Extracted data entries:
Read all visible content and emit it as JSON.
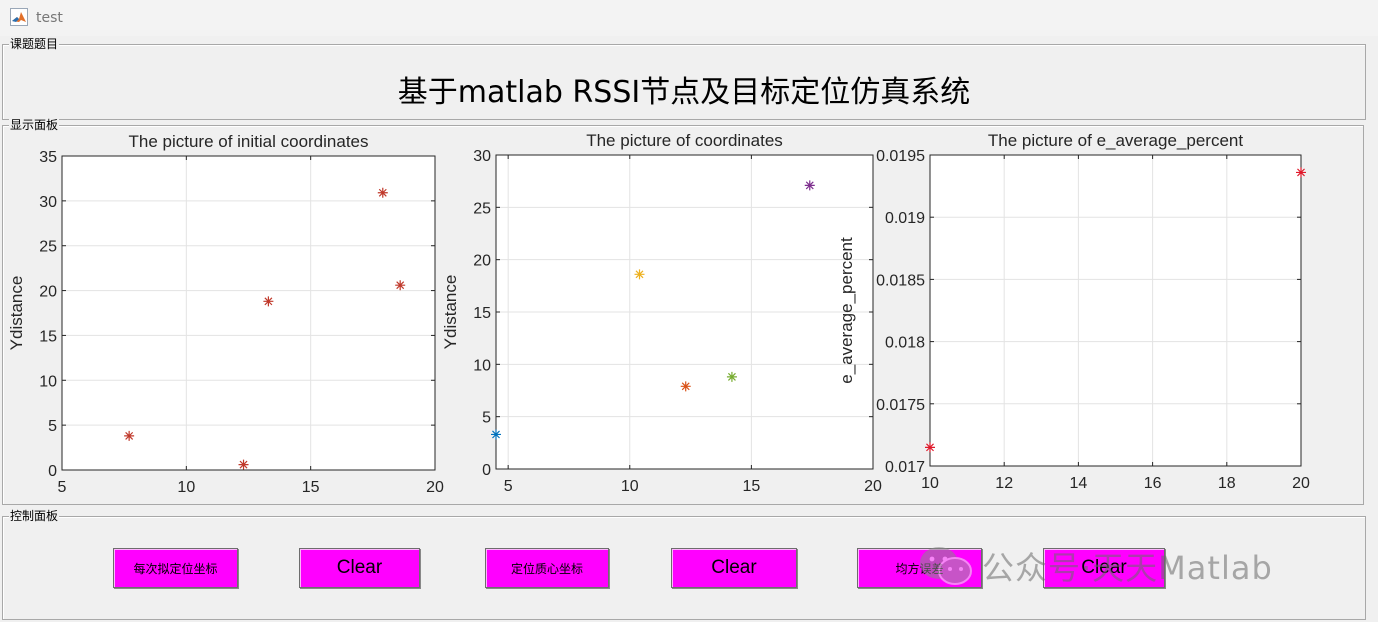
{
  "window": {
    "title": "test"
  },
  "panels": {
    "topic": {
      "label": "课题题目",
      "title": "基于matlab RSSI节点及目标定位仿真系统"
    },
    "display": {
      "label": "显示面板"
    },
    "control": {
      "label": "控制面板"
    }
  },
  "chart_data": [
    {
      "type": "scatter",
      "title": "The picture of initial coordinates",
      "xlabel": "",
      "ylabel": "Ydistance",
      "xlim": [
        5,
        20
      ],
      "ylim": [
        0,
        35
      ],
      "xticks": [
        5,
        10,
        15,
        20
      ],
      "yticks": [
        0,
        5,
        10,
        15,
        20,
        25,
        30,
        35
      ],
      "grid": true,
      "marker": "*",
      "points": [
        {
          "x": 7.7,
          "y": 3.8,
          "color": "#c0392b"
        },
        {
          "x": 12.3,
          "y": 0.6,
          "color": "#c0392b"
        },
        {
          "x": 13.3,
          "y": 18.8,
          "color": "#c0392b"
        },
        {
          "x": 17.9,
          "y": 30.9,
          "color": "#c0392b"
        },
        {
          "x": 18.6,
          "y": 20.6,
          "color": "#c0392b"
        }
      ]
    },
    {
      "type": "scatter",
      "title": "The picture of coordinates",
      "xlabel": "",
      "ylabel": "Ydistance",
      "xlim": [
        4.5,
        20
      ],
      "ylim": [
        0,
        30
      ],
      "xticks": [
        5,
        10,
        15,
        20
      ],
      "yticks": [
        0,
        5,
        10,
        15,
        20,
        25,
        30
      ],
      "grid": true,
      "marker": "*",
      "points": [
        {
          "x": 4.5,
          "y": 3.3,
          "color": "#0072bd"
        },
        {
          "x": 10.4,
          "y": 18.6,
          "color": "#edb120"
        },
        {
          "x": 12.3,
          "y": 7.9,
          "color": "#d95319"
        },
        {
          "x": 14.2,
          "y": 8.8,
          "color": "#77ac30"
        },
        {
          "x": 17.4,
          "y": 27.1,
          "color": "#7e2f8e"
        }
      ]
    },
    {
      "type": "scatter",
      "title": "The picture of e_average_percent",
      "xlabel": "",
      "ylabel": "e_average_percent",
      "xlim": [
        10,
        20
      ],
      "ylim": [
        0.017,
        0.0195
      ],
      "xticks": [
        10,
        12,
        14,
        16,
        18,
        20
      ],
      "yticks": [
        0.017,
        0.0175,
        0.018,
        0.0185,
        0.019,
        0.0195
      ],
      "grid": true,
      "marker": "*",
      "points": [
        {
          "x": 10,
          "y": 0.01715,
          "color": "#e0192b"
        },
        {
          "x": 20,
          "y": 0.01936,
          "color": "#e0192b"
        }
      ]
    }
  ],
  "buttons": [
    {
      "label": "每次拟定位坐标"
    },
    {
      "label": "Clear"
    },
    {
      "label": "定位质心坐标"
    },
    {
      "label": "Clear"
    },
    {
      "label": "均方误差"
    },
    {
      "label": "Clear"
    }
  ],
  "watermark": {
    "text": "公众号·天天Matlab"
  }
}
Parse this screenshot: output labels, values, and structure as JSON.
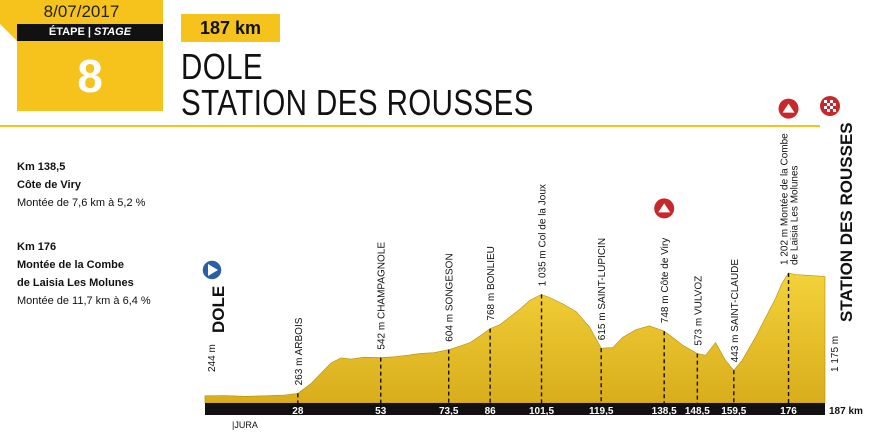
{
  "header": {
    "date": "8/07/2017",
    "stage_label_fr": "ÉTAPE",
    "stage_label_sep": " | ",
    "stage_label_en": "STAGE",
    "stage_number": "8",
    "distance": "187 km",
    "start_town": "DOLE",
    "finish_town": "STATION DES ROUSSES"
  },
  "climbs": [
    {
      "km": "Km 138,5",
      "name_lines": [
        "Côte de Viry"
      ],
      "detail": "Montée de 7,6 km à 5,2 %"
    },
    {
      "km": "Km 176",
      "name_lines": [
        "Montée de la Combe",
        "de Laisia Les Molunes"
      ],
      "detail": "Montée de 11,7 km à 6,4 %"
    }
  ],
  "profile": {
    "start_label": "DOLE",
    "start_altitude": "244 m",
    "finish_label": "STATION DES ROUSSES",
    "finish_altitude": "1 175 m",
    "total_distance": "187 km",
    "region": "JURA",
    "fill_color": "#e8c22e",
    "axis_color": "#111111",
    "points": [
      {
        "km": 28,
        "label": "28",
        "name": "263 m  ARBOIS"
      },
      {
        "km": 53,
        "label": "53",
        "name": "542 m  CHAMPAGNOLE"
      },
      {
        "km": 73.5,
        "label": "73,5",
        "name": "604 m  SONGESON"
      },
      {
        "km": 86,
        "label": "86",
        "name": "768 m  BONLIEU"
      },
      {
        "km": 101.5,
        "label": "101,5",
        "name": "1 035 m  Col de la Joux"
      },
      {
        "km": 119.5,
        "label": "119,5",
        "name": "615 m  SAINT-LUPICIN"
      },
      {
        "km": 138.5,
        "label": "138,5",
        "name": "748 m  Côte de Viry",
        "climb_icon": "mountain-icon"
      },
      {
        "km": 148.5,
        "label": "148,5",
        "name": "573 m  VULVOZ"
      },
      {
        "km": 159.5,
        "label": "159,5",
        "name": "443 m  SAINT-CLAUDE"
      },
      {
        "km": 176,
        "label": "176",
        "name_lines": [
          "1 202 m  Montée de la Combe",
          "de Laisia Les Molunes"
        ],
        "climb_icon": "mountain-icon"
      }
    ],
    "elevation": [
      [
        0,
        244
      ],
      [
        6,
        246
      ],
      [
        12,
        240
      ],
      [
        18,
        244
      ],
      [
        24,
        250
      ],
      [
        28,
        263
      ],
      [
        32,
        340
      ],
      [
        35,
        420
      ],
      [
        38,
        500
      ],
      [
        41,
        540
      ],
      [
        44,
        530
      ],
      [
        48,
        545
      ],
      [
        53,
        542
      ],
      [
        57,
        548
      ],
      [
        61,
        560
      ],
      [
        65,
        575
      ],
      [
        69,
        580
      ],
      [
        73.5,
        604
      ],
      [
        76,
        625
      ],
      [
        80,
        660
      ],
      [
        84,
        730
      ],
      [
        86,
        768
      ],
      [
        89,
        800
      ],
      [
        92,
        860
      ],
      [
        95,
        920
      ],
      [
        98,
        990
      ],
      [
        101.5,
        1035
      ],
      [
        104,
        1010
      ],
      [
        108,
        960
      ],
      [
        112,
        900
      ],
      [
        116,
        780
      ],
      [
        119.5,
        615
      ],
      [
        123,
        620
      ],
      [
        126,
        700
      ],
      [
        130,
        760
      ],
      [
        134,
        790
      ],
      [
        138.5,
        748
      ],
      [
        141,
        700
      ],
      [
        144,
        640
      ],
      [
        148.5,
        573
      ],
      [
        151,
        560
      ],
      [
        154,
        660
      ],
      [
        157,
        520
      ],
      [
        159.5,
        443
      ],
      [
        162,
        520
      ],
      [
        166,
        700
      ],
      [
        169,
        850
      ],
      [
        172,
        1000
      ],
      [
        174,
        1120
      ],
      [
        176,
        1202
      ],
      [
        178,
        1190
      ],
      [
        181,
        1185
      ],
      [
        184,
        1180
      ],
      [
        187,
        1175
      ]
    ]
  }
}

- Given task: The records above should be reproduced exactly, with no pictures included.

- Response:
Read all visible content and emit it as JSON.
{
  "window": {
    "title": "test"
  },
  "panels": {
    "topic": {
      "label": "课题题目",
      "title": "基于matlab RSSI节点及目标定位仿真系统"
    },
    "display": {
      "label": "显示面板"
    },
    "control": {
      "label": "控制面板"
    }
  },
  "chart_data": [
    {
      "type": "scatter",
      "title": "The picture of initial coordinates",
      "xlabel": "",
      "ylabel": "Ydistance",
      "xlim": [
        5,
        20
      ],
      "ylim": [
        0,
        35
      ],
      "xticks": [
        5,
        10,
        15,
        20
      ],
      "yticks": [
        0,
        5,
        10,
        15,
        20,
        25,
        30,
        35
      ],
      "grid": true,
      "marker": "*",
      "points": [
        {
          "x": 7.7,
          "y": 3.8,
          "color": "#c0392b"
        },
        {
          "x": 12.3,
          "y": 0.6,
          "color": "#c0392b"
        },
        {
          "x": 13.3,
          "y": 18.8,
          "color": "#c0392b"
        },
        {
          "x": 17.9,
          "y": 30.9,
          "color": "#c0392b"
        },
        {
          "x": 18.6,
          "y": 20.6,
          "color": "#c0392b"
        }
      ]
    },
    {
      "type": "scatter",
      "title": "The picture of coordinates",
      "xlabel": "",
      "ylabel": "Ydistance",
      "xlim": [
        4.5,
        20
      ],
      "ylim": [
        0,
        30
      ],
      "xticks": [
        5,
        10,
        15,
        20
      ],
      "yticks": [
        0,
        5,
        10,
        15,
        20,
        25,
        30
      ],
      "grid": true,
      "marker": "*",
      "points": [
        {
          "x": 4.5,
          "y": 3.3,
          "color": "#0072bd"
        },
        {
          "x": 10.4,
          "y": 18.6,
          "color": "#edb120"
        },
        {
          "x": 12.3,
          "y": 7.9,
          "color": "#d95319"
        },
        {
          "x": 14.2,
          "y": 8.8,
          "color": "#77ac30"
        },
        {
          "x": 17.4,
          "y": 27.1,
          "color": "#7e2f8e"
        }
      ]
    },
    {
      "type": "scatter",
      "title": "The picture of e_average_percent",
      "xlabel": "",
      "ylabel": "e_average_percent",
      "xlim": [
        10,
        20
      ],
      "ylim": [
        0.017,
        0.0195
      ],
      "xticks": [
        10,
        12,
        14,
        16,
        18,
        20
      ],
      "yticks": [
        0.017,
        0.0175,
        0.018,
        0.0185,
        0.019,
        0.0195
      ],
      "grid": true,
      "marker": "*",
      "points": [
        {
          "x": 10,
          "y": 0.01715,
          "color": "#e0192b"
        },
        {
          "x": 20,
          "y": 0.01936,
          "color": "#e0192b"
        }
      ]
    }
  ],
  "buttons": [
    {
      "label": "每次拟定位坐标"
    },
    {
      "label": "Clear"
    },
    {
      "label": "定位质心坐标"
    },
    {
      "label": "Clear"
    },
    {
      "label": "均方误差"
    },
    {
      "label": "Clear"
    }
  ],
  "watermark": {
    "text": "公众号·天天Matlab"
  }
}
Parse this screenshot: output labels, values, and structure as JSON.
{
  "header": {
    "date": "8/07/2017",
    "stage_label_fr": "ÉTAPE",
    "stage_label_sep": " | ",
    "stage_label_en": "STAGE",
    "stage_number": "8",
    "distance": "187 km",
    "start_town": "DOLE",
    "finish_town": "STATION DES ROUSSES"
  },
  "climbs": [
    {
      "km": "Km 138,5",
      "name_lines": [
        "Côte de Viry"
      ],
      "detail": "Montée de 7,6 km à 5,2 %"
    },
    {
      "km": "Km 176",
      "name_lines": [
        "Montée de la Combe",
        "de Laisia Les Molunes"
      ],
      "detail": "Montée de 11,7 km à 6,4 %"
    }
  ],
  "profile": {
    "start_label": "DOLE",
    "start_altitude": "244 m",
    "finish_label": "STATION DES ROUSSES",
    "finish_altitude": "1 175 m",
    "total_distance": "187 km",
    "region": "JURA",
    "fill_color": "#e8c22e",
    "axis_color": "#111111",
    "points": [
      {
        "km": 28,
        "label": "28",
        "name": "263 m  ARBOIS"
      },
      {
        "km": 53,
        "label": "53",
        "name": "542 m  CHAMPAGNOLE"
      },
      {
        "km": 73.5,
        "label": "73,5",
        "name": "604 m  SONGESON"
      },
      {
        "km": 86,
        "label": "86",
        "name": "768 m  BONLIEU"
      },
      {
        "km": 101.5,
        "label": "101,5",
        "name": "1 035 m  Col de la Joux"
      },
      {
        "km": 119.5,
        "label": "119,5",
        "name": "615 m  SAINT-LUPICIN"
      },
      {
        "km": 138.5,
        "label": "138,5",
        "name": "748 m  Côte de Viry",
        "climb_icon": "mountain-icon"
      },
      {
        "km": 148.5,
        "label": "148,5",
        "name": "573 m  VULVOZ"
      },
      {
        "km": 159.5,
        "label": "159,5",
        "name": "443 m  SAINT-CLAUDE"
      },
      {
        "km": 176,
        "label": "176",
        "name_lines": [
          "1 202 m  Montée de la Combe",
          "de Laisia Les Molunes"
        ],
        "climb_icon": "mountain-icon"
      }
    ],
    "elevation": [
      [
        0,
        244
      ],
      [
        6,
        246
      ],
      [
        12,
        240
      ],
      [
        18,
        244
      ],
      [
        24,
        250
      ],
      [
        28,
        263
      ],
      [
        32,
        340
      ],
      [
        35,
        420
      ],
      [
        38,
        500
      ],
      [
        41,
        540
      ],
      [
        44,
        530
      ],
      [
        48,
        545
      ],
      [
        53,
        542
      ],
      [
        57,
        548
      ],
      [
        61,
        560
      ],
      [
        65,
        575
      ],
      [
        69,
        580
      ],
      [
        73.5,
        604
      ],
      [
        76,
        625
      ],
      [
        80,
        660
      ],
      [
        84,
        730
      ],
      [
        86,
        768
      ],
      [
        89,
        800
      ],
      [
        92,
        860
      ],
      [
        95,
        920
      ],
      [
        98,
        990
      ],
      [
        101.5,
        1035
      ],
      [
        104,
        1010
      ],
      [
        108,
        960
      ],
      [
        112,
        900
      ],
      [
        116,
        780
      ],
      [
        119.5,
        615
      ],
      [
        123,
        620
      ],
      [
        126,
        700
      ],
      [
        130,
        760
      ],
      [
        134,
        790
      ],
      [
        138.5,
        748
      ],
      [
        141,
        700
      ],
      [
        144,
        640
      ],
      [
        148.5,
        573
      ],
      [
        151,
        560
      ],
      [
        154,
        660
      ],
      [
        157,
        520
      ],
      [
        159.5,
        443
      ],
      [
        162,
        520
      ],
      [
        166,
        700
      ],
      [
        169,
        850
      ],
      [
        172,
        1000
      ],
      [
        174,
        1120
      ],
      [
        176,
        1202
      ],
      [
        178,
        1190
      ],
      [
        181,
        1185
      ],
      [
        184,
        1180
      ],
      [
        187,
        1175
      ]
    ]
  }
}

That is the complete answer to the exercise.